> **Work instructions**:
Read the lines below. Copy out any that hold the string "Euler".

> **Rows from a figure dataset**:

◇ ◇ ◇ ◇ ◇ ◇ ◇

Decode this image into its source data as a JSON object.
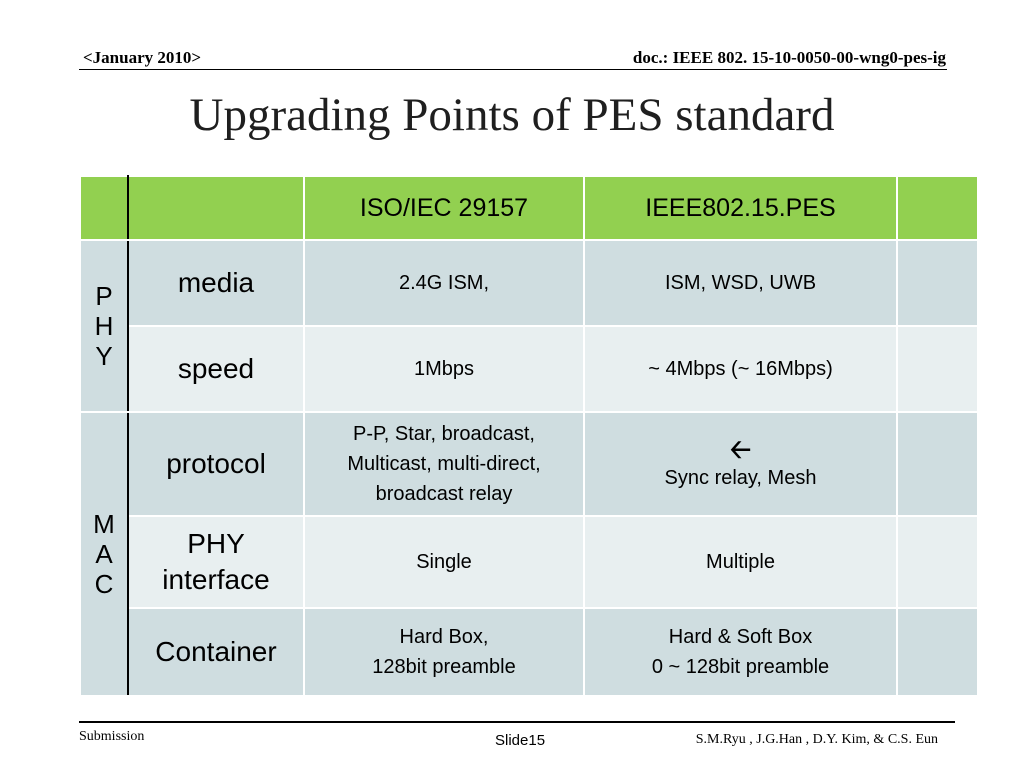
{
  "header": {
    "date": "<January 2010>",
    "doc": "doc.: IEEE 802. 15-10-0050-00-wng0-pes-ig"
  },
  "title": "Upgrading Points of PES standard",
  "table": {
    "columns": [
      "",
      "",
      "ISO/IEC 29157",
      "IEEE802.15.PES",
      ""
    ],
    "groups": {
      "phy": [
        "P",
        "H",
        "Y"
      ],
      "mac": [
        "M",
        "A",
        "C"
      ]
    },
    "rows": [
      {
        "param": "media",
        "iso": "2.4G ISM,",
        "pes": "ISM, WSD, UWB"
      },
      {
        "param": "speed",
        "iso": "1Mbps",
        "pes": "~ 4Mbps (~ 16Mbps)"
      },
      {
        "param": "protocol",
        "iso": [
          "P-P, Star, broadcast,",
          "Multicast, multi-direct,",
          "broadcast relay"
        ],
        "pes_icon": "left-arrow-icon",
        "pes": "Sync relay,  Mesh"
      },
      {
        "param": [
          "PHY",
          "interface"
        ],
        "iso": "Single",
        "pes": "Multiple"
      },
      {
        "param": "Container",
        "iso": [
          "Hard Box,",
          "128bit preamble"
        ],
        "pes": [
          "Hard & Soft Box",
          "0 ~ 128bit preamble"
        ]
      }
    ]
  },
  "colors": {
    "header_row": "#92d050",
    "row_dark": "#cfdde0",
    "row_light": "#e8eff0"
  },
  "footer": {
    "left": "Submission",
    "slide": "Slide15",
    "authors": "S.M.Ryu , J.G.Han , D.Y. Kim, & C.S. Eun"
  }
}
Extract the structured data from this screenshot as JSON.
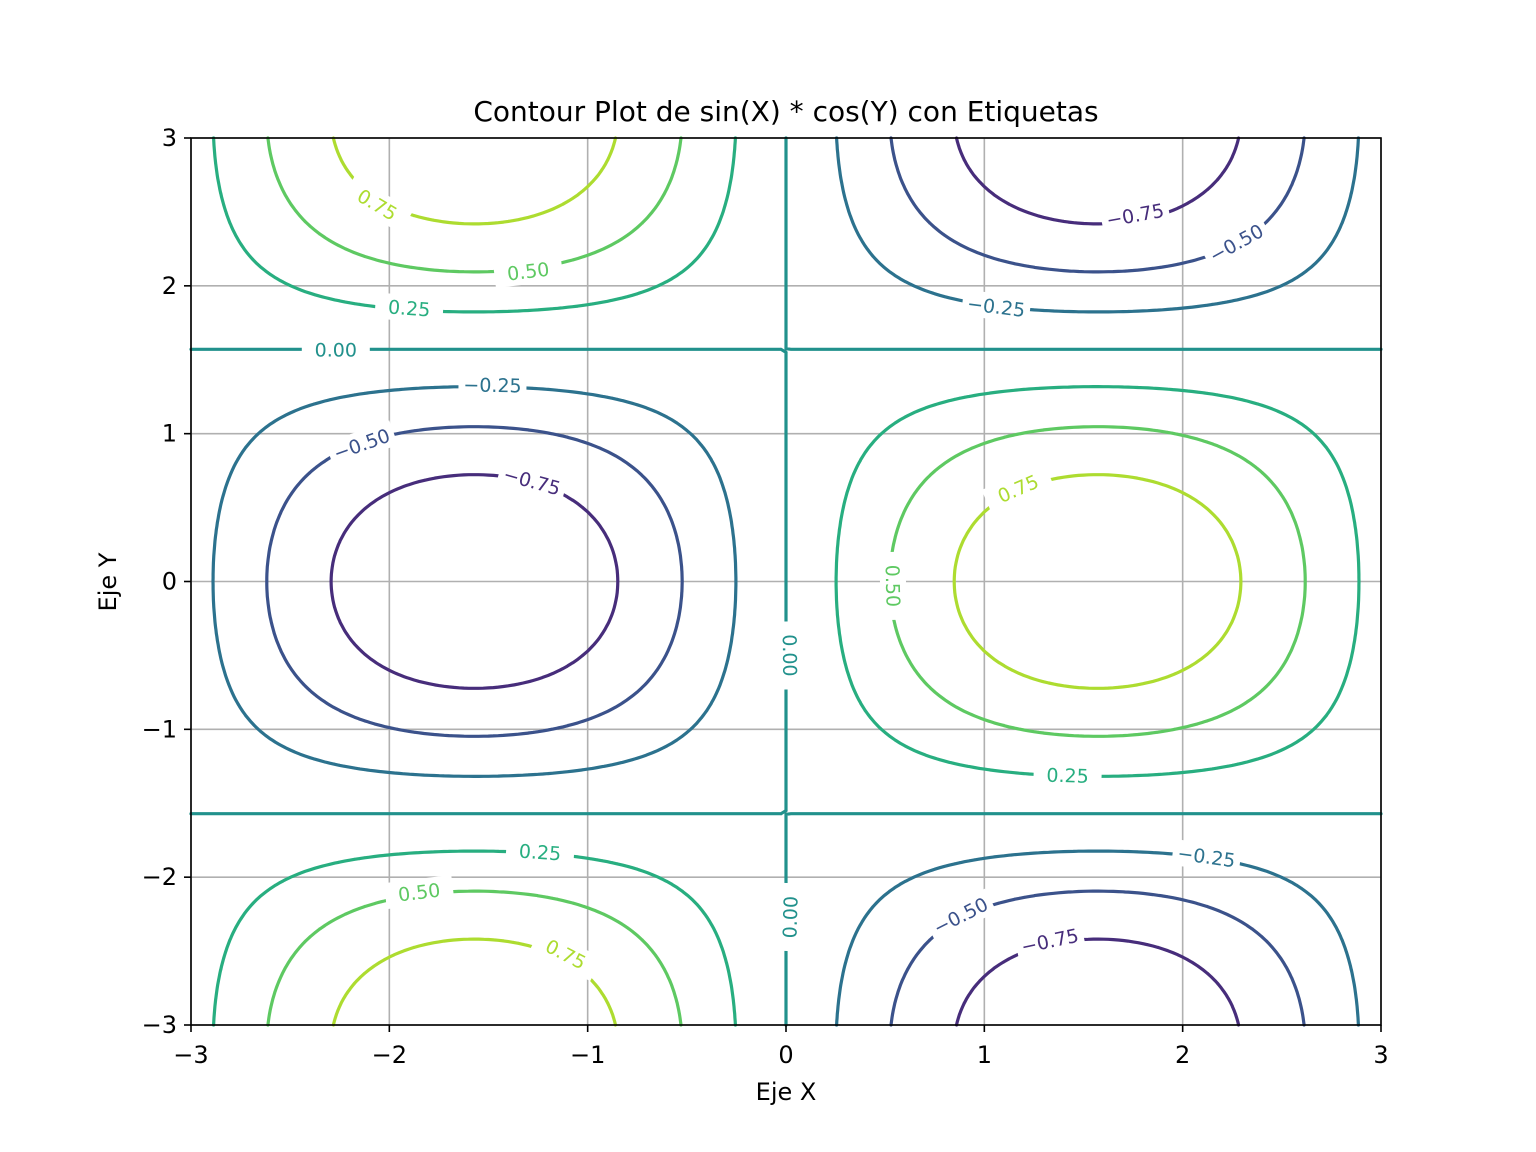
{
  "chart_data": {
    "type": "contour",
    "title": "Contour Plot de sin(X) * cos(Y) con Etiquetas",
    "xlabel": "Eje X",
    "ylabel": "Eje Y",
    "function": "sin(X) * cos(Y)",
    "xlim": [
      -3,
      3
    ],
    "ylim": [
      -3,
      3
    ],
    "xticks": [
      -3,
      -2,
      -1,
      0,
      1,
      2,
      3
    ],
    "yticks": [
      -3,
      -2,
      -1,
      0,
      1,
      2,
      3
    ],
    "xtick_labels": [
      "−3",
      "−2",
      "−1",
      "0",
      "1",
      "2",
      "3"
    ],
    "ytick_labels": [
      "−3",
      "−2",
      "−1",
      "0",
      "1",
      "2",
      "3"
    ],
    "grid": true,
    "levels": [
      {
        "value": -0.75,
        "label": "−0.75",
        "color": "#472d7b"
      },
      {
        "value": -0.5,
        "label": "−0.50",
        "color": "#3b528b"
      },
      {
        "value": -0.25,
        "label": "−0.25",
        "color": "#2c728e"
      },
      {
        "value": 0.0,
        "label": "0.00",
        "color": "#21918c"
      },
      {
        "value": 0.25,
        "label": "0.25",
        "color": "#28ae80"
      },
      {
        "value": 0.5,
        "label": "0.50",
        "color": "#5ec962"
      },
      {
        "value": 0.75,
        "label": "0.75",
        "color": "#addc30"
      }
    ],
    "contour_labels": [
      {
        "label": "0.75",
        "x": -2.06,
        "y": 2.55
      },
      {
        "label": "0.50",
        "x": -1.3,
        "y": 2.1
      },
      {
        "label": "0.25",
        "x": -1.9,
        "y": 1.85
      },
      {
        "label": "0.00",
        "x": -2.27,
        "y": 1.57
      },
      {
        "label": "−0.75",
        "x": 1.76,
        "y": 2.48
      },
      {
        "label": "−0.50",
        "x": 2.27,
        "y": 2.29
      },
      {
        "label": "−0.25",
        "x": 1.06,
        "y": 1.86
      },
      {
        "label": "−0.25",
        "x": -1.48,
        "y": 1.33
      },
      {
        "label": "−0.50",
        "x": -2.14,
        "y": 0.93
      },
      {
        "label": "−0.75",
        "x": -1.28,
        "y": 0.68
      },
      {
        "label": "0.75",
        "x": 1.17,
        "y": 0.63
      },
      {
        "label": "0.50",
        "x": 0.54,
        "y": -0.03
      },
      {
        "label": "0.00",
        "x": 0.02,
        "y": -0.5
      },
      {
        "label": "0.25",
        "x": 1.42,
        "y": -1.31
      },
      {
        "label": "0.25",
        "x": -1.24,
        "y": -1.83
      },
      {
        "label": "−0.25",
        "x": 2.12,
        "y": -1.86
      },
      {
        "label": "0.50",
        "x": -1.85,
        "y": -2.1
      },
      {
        "label": "0.00",
        "x": 0.02,
        "y": -2.27
      },
      {
        "label": "−0.50",
        "x": 0.88,
        "y": -2.26
      },
      {
        "label": "−0.75",
        "x": 1.33,
        "y": -2.43
      },
      {
        "label": "0.75",
        "x": -1.11,
        "y": -2.52
      }
    ]
  }
}
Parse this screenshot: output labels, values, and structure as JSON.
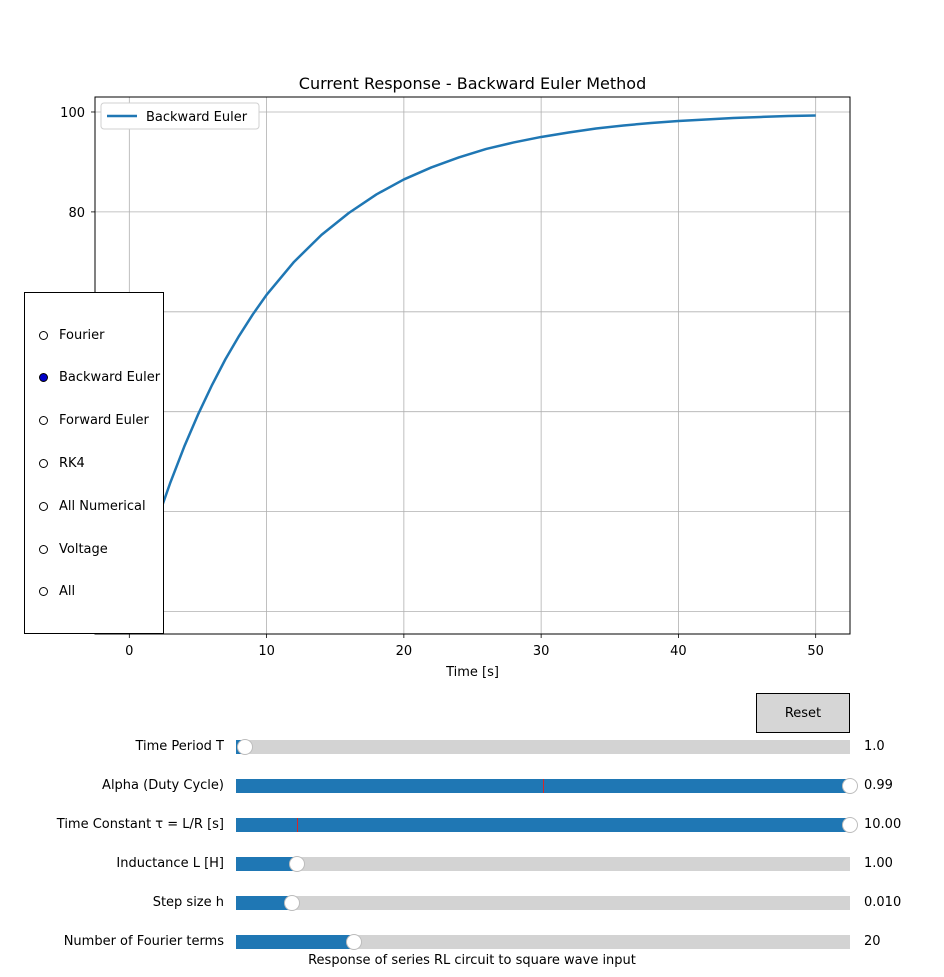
{
  "chart_data": {
    "type": "line",
    "title": "Current Response - Backward Euler Method",
    "xlabel": "Time [s]",
    "ylabel": "",
    "xlim": [
      -2.5,
      52.5
    ],
    "ylim": [
      -4.5,
      103
    ],
    "xticks": [
      0,
      10,
      20,
      30,
      40,
      50
    ],
    "yticks": [
      0,
      20,
      40,
      60,
      80,
      100
    ],
    "ytick_labels_visible": [
      "80",
      "100"
    ],
    "grid": true,
    "legend": "upper left",
    "series": [
      {
        "name": "Backward Euler",
        "color": "#1f77b4",
        "x": [
          0,
          1,
          2,
          3,
          4,
          5,
          6,
          7,
          8,
          9,
          10,
          12,
          14,
          16,
          18,
          20,
          22,
          24,
          26,
          28,
          30,
          32,
          34,
          36,
          38,
          40,
          42,
          44,
          46,
          48,
          50
        ],
        "y": [
          0,
          9.5,
          18.1,
          25.9,
          33.0,
          39.4,
          45.2,
          50.5,
          55.2,
          59.5,
          63.4,
          70.0,
          75.4,
          79.8,
          83.5,
          86.5,
          88.9,
          90.9,
          92.6,
          93.9,
          95.0,
          95.9,
          96.7,
          97.3,
          97.8,
          98.2,
          98.5,
          98.8,
          99.0,
          99.2,
          99.3
        ]
      }
    ]
  },
  "radio": {
    "options": [
      "Fourier",
      "Backward Euler",
      "Forward Euler",
      "RK4",
      "All Numerical",
      "Voltage",
      "All"
    ],
    "selected": "Backward Euler",
    "active_color": "#0000c8"
  },
  "reset_label": "Reset",
  "sliders": [
    {
      "label": "Time Period T",
      "value_text": "1.0",
      "level": 0.015,
      "init_level": 0.015
    },
    {
      "label": "Alpha (Duty Cycle)",
      "value_text": "0.99",
      "level": 1.0,
      "init_level": 0.5
    },
    {
      "label": "Time Constant τ = L/R [s]",
      "value_text": "10.00",
      "level": 1.0,
      "init_level": 0.1
    },
    {
      "label": "Inductance L [H]",
      "value_text": "1.00",
      "level": 0.1,
      "init_level": 0.1
    },
    {
      "label": "Step size h",
      "value_text": "0.010",
      "level": 0.092,
      "init_level": 0.092
    },
    {
      "label": "Number of Fourier terms",
      "value_text": "20",
      "level": 0.192,
      "init_level": 0.192
    }
  ],
  "footer": "Response of series RL circuit to square wave input",
  "colors": {
    "series": "#1f77b4",
    "slider_fill": "#1f77b4",
    "slider_track": "#d3d3d3",
    "slider_init_marker": "#d62728",
    "grid": "#b0b0b0",
    "button_bg": "#d6d6d6"
  }
}
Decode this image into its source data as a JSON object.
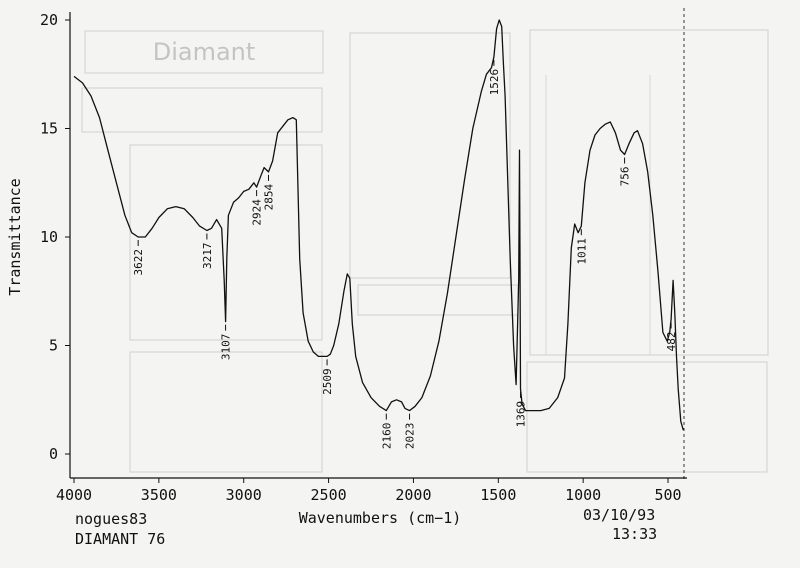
{
  "chart_data": {
    "type": "line",
    "xlabel": "Wavenumbers (cm−1)",
    "ylabel": "Transmittance",
    "xlim": [
      4000,
      400
    ],
    "ylim": [
      0,
      20
    ],
    "x_reversed": true,
    "x_ticks": [
      4000,
      3500,
      3000,
      2500,
      2000,
      1500,
      1000,
      500
    ],
    "x_tick_labels": [
      "4000",
      "3500",
      "3000",
      "2500",
      "2000",
      "1500",
      "1000",
      "500"
    ],
    "y_ticks": [
      0,
      5,
      10,
      15,
      20
    ],
    "y_tick_labels": [
      "0",
      "5",
      "10",
      "15",
      "20"
    ],
    "grid": false,
    "series": [
      {
        "points": [
          [
            4000,
            17.4
          ],
          [
            3950,
            17.1
          ],
          [
            3900,
            16.5
          ],
          [
            3850,
            15.5
          ],
          [
            3800,
            14.0
          ],
          [
            3750,
            12.5
          ],
          [
            3700,
            11.0
          ],
          [
            3660,
            10.2
          ],
          [
            3622,
            10.0
          ],
          [
            3580,
            10.0
          ],
          [
            3540,
            10.4
          ],
          [
            3500,
            10.9
          ],
          [
            3450,
            11.3
          ],
          [
            3400,
            11.4
          ],
          [
            3350,
            11.3
          ],
          [
            3300,
            10.9
          ],
          [
            3260,
            10.5
          ],
          [
            3217,
            10.3
          ],
          [
            3190,
            10.4
          ],
          [
            3160,
            10.8
          ],
          [
            3130,
            10.4
          ],
          [
            3115,
            8.0
          ],
          [
            3107,
            6.1
          ],
          [
            3100,
            9.0
          ],
          [
            3090,
            11.0
          ],
          [
            3060,
            11.6
          ],
          [
            3030,
            11.8
          ],
          [
            3000,
            12.1
          ],
          [
            2970,
            12.2
          ],
          [
            2940,
            12.5
          ],
          [
            2924,
            12.3
          ],
          [
            2900,
            12.8
          ],
          [
            2880,
            13.2
          ],
          [
            2854,
            13.0
          ],
          [
            2830,
            13.5
          ],
          [
            2800,
            14.8
          ],
          [
            2770,
            15.1
          ],
          [
            2740,
            15.4
          ],
          [
            2710,
            15.5
          ],
          [
            2690,
            15.4
          ],
          [
            2670,
            9.0
          ],
          [
            2650,
            6.5
          ],
          [
            2620,
            5.2
          ],
          [
            2590,
            4.7
          ],
          [
            2560,
            4.5
          ],
          [
            2530,
            4.5
          ],
          [
            2509,
            4.5
          ],
          [
            2490,
            4.6
          ],
          [
            2470,
            5.0
          ],
          [
            2440,
            6.0
          ],
          [
            2410,
            7.5
          ],
          [
            2390,
            8.3
          ],
          [
            2375,
            8.1
          ],
          [
            2360,
            6.0
          ],
          [
            2340,
            4.5
          ],
          [
            2300,
            3.3
          ],
          [
            2250,
            2.6
          ],
          [
            2200,
            2.2
          ],
          [
            2160,
            2.0
          ],
          [
            2130,
            2.4
          ],
          [
            2100,
            2.5
          ],
          [
            2070,
            2.4
          ],
          [
            2050,
            2.1
          ],
          [
            2023,
            2.0
          ],
          [
            1990,
            2.2
          ],
          [
            1950,
            2.6
          ],
          [
            1900,
            3.6
          ],
          [
            1850,
            5.2
          ],
          [
            1800,
            7.4
          ],
          [
            1750,
            10.0
          ],
          [
            1700,
            12.6
          ],
          [
            1650,
            15.0
          ],
          [
            1600,
            16.7
          ],
          [
            1570,
            17.5
          ],
          [
            1540,
            17.8
          ],
          [
            1526,
            18.3
          ],
          [
            1510,
            19.6
          ],
          [
            1495,
            20.0
          ],
          [
            1480,
            19.7
          ],
          [
            1470,
            18.0
          ],
          [
            1460,
            16.5
          ],
          [
            1450,
            14.0
          ],
          [
            1430,
            9.0
          ],
          [
            1410,
            5.0
          ],
          [
            1395,
            3.2
          ],
          [
            1380,
            8.0
          ],
          [
            1375,
            14.0
          ],
          [
            1372,
            9.0
          ],
          [
            1369,
            3.0
          ],
          [
            1360,
            2.3
          ],
          [
            1340,
            2.0
          ],
          [
            1300,
            2.0
          ],
          [
            1250,
            2.0
          ],
          [
            1200,
            2.1
          ],
          [
            1150,
            2.6
          ],
          [
            1110,
            3.5
          ],
          [
            1090,
            6.0
          ],
          [
            1070,
            9.5
          ],
          [
            1050,
            10.6
          ],
          [
            1030,
            10.2
          ],
          [
            1011,
            10.5
          ],
          [
            990,
            12.5
          ],
          [
            960,
            14.0
          ],
          [
            930,
            14.7
          ],
          [
            900,
            15.0
          ],
          [
            870,
            15.2
          ],
          [
            840,
            15.3
          ],
          [
            810,
            14.8
          ],
          [
            780,
            14.0
          ],
          [
            756,
            13.8
          ],
          [
            730,
            14.3
          ],
          [
            700,
            14.8
          ],
          [
            680,
            14.9
          ],
          [
            650,
            14.3
          ],
          [
            620,
            13.0
          ],
          [
            590,
            11.0
          ],
          [
            560,
            8.5
          ],
          [
            530,
            5.6
          ],
          [
            505,
            5.2
          ],
          [
            490,
            5.6
          ],
          [
            482,
            6.2
          ],
          [
            470,
            8.0
          ],
          [
            460,
            6.5
          ],
          [
            450,
            4.5
          ],
          [
            440,
            3.0
          ],
          [
            425,
            1.5
          ],
          [
            410,
            1.1
          ]
        ]
      }
    ],
    "annotations": [
      {
        "label": "3622",
        "x": 3622,
        "y": 10.0,
        "placement": "below"
      },
      {
        "label": "3217",
        "x": 3217,
        "y": 10.3,
        "placement": "below"
      },
      {
        "label": "3107",
        "x": 3107,
        "y": 6.1,
        "placement": "below"
      },
      {
        "label": "2924",
        "x": 2924,
        "y": 12.3,
        "placement": "below"
      },
      {
        "label": "2854",
        "x": 2854,
        "y": 13.0,
        "placement": "below"
      },
      {
        "label": "2509",
        "x": 2509,
        "y": 4.5,
        "placement": "below"
      },
      {
        "label": "2160",
        "x": 2160,
        "y": 2.0,
        "placement": "below"
      },
      {
        "label": "2023",
        "x": 2023,
        "y": 2.0,
        "placement": "below"
      },
      {
        "label": "1526",
        "x": 1526,
        "y": 18.3,
        "placement": "below"
      },
      {
        "label": "1369",
        "x": 1369,
        "y": 3.0,
        "placement": "below"
      },
      {
        "label": "1011",
        "x": 1011,
        "y": 10.5,
        "placement": "below"
      },
      {
        "label": "756",
        "x": 756,
        "y": 13.8,
        "placement": "below"
      },
      {
        "label": "482",
        "x": 482,
        "y": 6.2,
        "placement": "below"
      }
    ]
  },
  "footer": {
    "sample_id": "nogues83",
    "sample_name": "DIAMANT 76",
    "date": "03/10/93",
    "time": "13:33"
  },
  "background_form": {
    "title": "Diamant"
  }
}
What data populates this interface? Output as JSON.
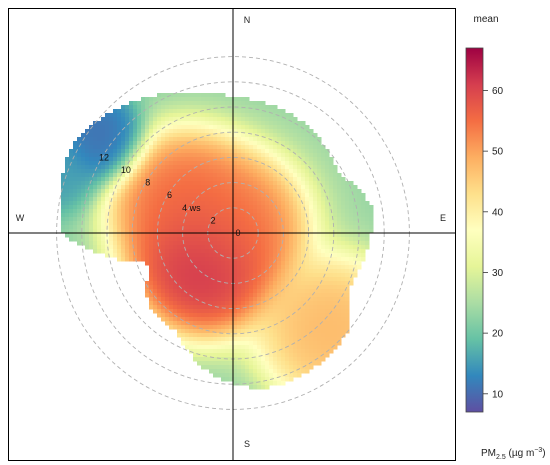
{
  "chart_data": {
    "type": "heatmap",
    "subtype": "polar",
    "compass": {
      "north": "N",
      "east": "E",
      "south": "S",
      "west": "W"
    },
    "radial_axis": {
      "label": "ws",
      "ticks": [
        0,
        2,
        4,
        6,
        8,
        10,
        12
      ],
      "max": 15
    },
    "legend": {
      "title": "mean",
      "placement": "right",
      "min": 7,
      "max": 67,
      "ticks": [
        10,
        20,
        30,
        40,
        50,
        60
      ],
      "colors": [
        "#5E4FA2",
        "#3288BD",
        "#66C2A5",
        "#ABDDA4",
        "#E6F598",
        "#FFFFBF",
        "#FEE08B",
        "#FDAE61",
        "#F46D43",
        "#D53E4F",
        "#9E0142"
      ],
      "unit": {
        "main": "PM",
        "sub": "2.5",
        "rest": " (µg m",
        "sup": "−3",
        "close": ")"
      }
    },
    "field": {
      "description_of_hotspots": [
        {
          "direction_deg": 225,
          "ws": 3.2,
          "mean": 65
        },
        {
          "direction_deg": 300,
          "ws": 4.5,
          "mean": 57
        },
        {
          "direction_deg": 0,
          "ws": 0.5,
          "mean": 55
        },
        {
          "direction_deg": 135,
          "ws": 11,
          "mean": 49
        },
        {
          "direction_deg": 305,
          "ws": 13,
          "mean": 10
        },
        {
          "direction_deg": 290,
          "ws": 15,
          "mean": 15
        }
      ]
    }
  }
}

◇ ◇ ◇ ◇ ◇ ◇ ◇

> **Answer to this task**:
    "title": "Current Response - Backward Euler Method",
        "name": "Backward Euler",
      "Backward Euler",
      "Forward Euler",
    "selected": "Backward Euler",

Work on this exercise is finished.